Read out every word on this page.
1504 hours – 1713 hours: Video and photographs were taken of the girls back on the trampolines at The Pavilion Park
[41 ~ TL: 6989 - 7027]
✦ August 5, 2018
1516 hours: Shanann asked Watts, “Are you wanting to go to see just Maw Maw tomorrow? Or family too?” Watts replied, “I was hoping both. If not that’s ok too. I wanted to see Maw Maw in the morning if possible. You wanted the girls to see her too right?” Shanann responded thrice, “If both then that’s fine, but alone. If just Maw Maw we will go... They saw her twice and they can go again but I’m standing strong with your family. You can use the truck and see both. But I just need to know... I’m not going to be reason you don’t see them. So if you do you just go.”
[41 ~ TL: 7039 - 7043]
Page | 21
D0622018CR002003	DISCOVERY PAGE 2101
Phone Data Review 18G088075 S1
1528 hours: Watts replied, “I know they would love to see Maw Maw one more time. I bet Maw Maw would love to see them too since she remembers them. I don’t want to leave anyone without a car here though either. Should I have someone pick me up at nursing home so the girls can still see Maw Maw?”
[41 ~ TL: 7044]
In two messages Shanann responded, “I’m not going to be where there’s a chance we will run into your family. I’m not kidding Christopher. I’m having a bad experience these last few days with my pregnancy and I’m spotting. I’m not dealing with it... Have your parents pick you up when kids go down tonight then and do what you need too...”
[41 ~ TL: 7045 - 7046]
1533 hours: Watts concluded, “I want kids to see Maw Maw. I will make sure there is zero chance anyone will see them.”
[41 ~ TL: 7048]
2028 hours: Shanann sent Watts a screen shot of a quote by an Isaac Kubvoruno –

• _WORK TO BE COMPLETED_
Write the whole listing out again. Keep every line exactly as it is.

• _ANSWER BELOW_
Read out every word on this page.
1504 hours – 1713 hours: Video and photographs were taken of the girls back on the trampolines at The Pavilion Park
[41 ~ TL: 6989 - 7027]
✦ August 5, 2018
1516 hours: Shanann asked Watts, “Are you wanting to go to see just Maw Maw tomorrow? Or family too?” Watts replied, “I was hoping both. If not that’s ok too. I wanted to see Maw Maw in the morning if possible. You wanted the girls to see her too right?” Shanann responded thrice, “If both then that’s fine, but alone. If just Maw Maw we will go... They saw her twice and they can go again but I’m standing strong with your family. You can use the truck and see both. But I just need to know... I’m not going to be reason you don’t see them. So if you do you just go.”
[41 ~ TL: 7039 - 7043]
Page | 21
D0622018CR002003	DISCOVERY PAGE 2101
Phone Data Review 18G088075 S1
1528 hours: Watts replied, “I know they would love to see Maw Maw one more time. I bet Maw Maw would love to see them too since she remembers them. I don’t want to leave anyone without a car here though either. Should I have someone pick me up at nursing home so the girls can still see Maw Maw?”
[41 ~ TL: 7044]
In two messages Shanann responded, “I’m not going to be where there’s a chance we will run into your family. I’m not kidding Christopher. I’m having a bad experience these last few days with my pregnancy and I’m spotting. I’m not dealing with it... Have your parents pick you up when kids go down tonight then and do what you need too...”
[41 ~ TL: 7045 - 7046]
1533 hours: Watts concluded, “I want kids to see Maw Maw. I will make sure there is zero chance anyone will see them.”
[41 ~ TL: 7048]
2028 hours: Shanann sent Watts a screen shot of a quote by an Isaac Kubvoruno –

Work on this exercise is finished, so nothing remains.